Omit every picture while repeating the entries exactly.

Supplied material:
┌──

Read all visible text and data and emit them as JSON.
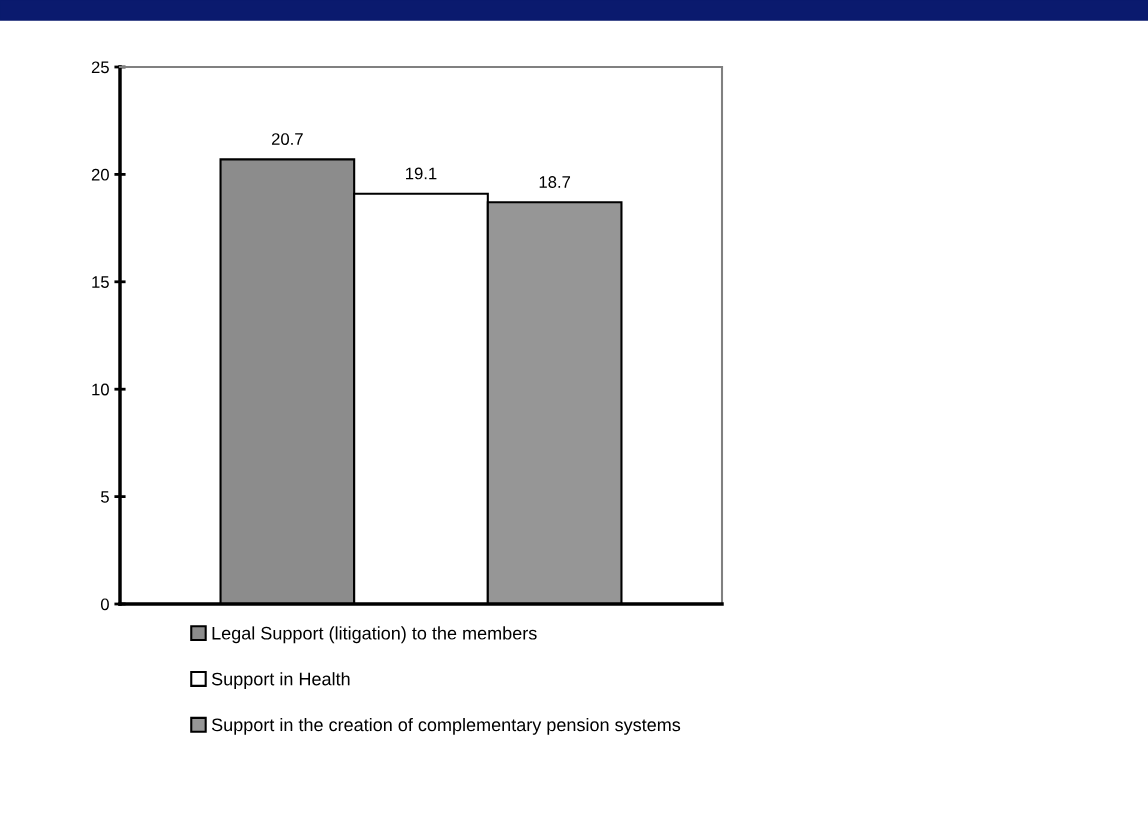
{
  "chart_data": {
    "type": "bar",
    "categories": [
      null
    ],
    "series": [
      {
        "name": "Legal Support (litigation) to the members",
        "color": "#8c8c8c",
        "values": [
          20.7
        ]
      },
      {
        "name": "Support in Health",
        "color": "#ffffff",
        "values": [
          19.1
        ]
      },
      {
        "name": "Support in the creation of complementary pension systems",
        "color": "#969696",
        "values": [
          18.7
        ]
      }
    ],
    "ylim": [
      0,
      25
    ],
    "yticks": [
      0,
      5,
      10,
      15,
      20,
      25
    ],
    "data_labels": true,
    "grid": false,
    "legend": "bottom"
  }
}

└──

Solved problem:
Read all visible text and data and emit them as JSON.
{
  "chart_data": {
    "type": "bar",
    "categories": [
      null
    ],
    "series": [
      {
        "name": "Legal Support (litigation) to the members",
        "color": "#8c8c8c",
        "values": [
          20.7
        ]
      },
      {
        "name": "Support in Health",
        "color": "#ffffff",
        "values": [
          19.1
        ]
      },
      {
        "name": "Support in the creation of complementary pension systems",
        "color": "#969696",
        "values": [
          18.7
        ]
      }
    ],
    "ylim": [
      0,
      25
    ],
    "yticks": [
      0,
      5,
      10,
      15,
      20,
      25
    ],
    "data_labels": true,
    "grid": false,
    "legend": "bottom"
  }
}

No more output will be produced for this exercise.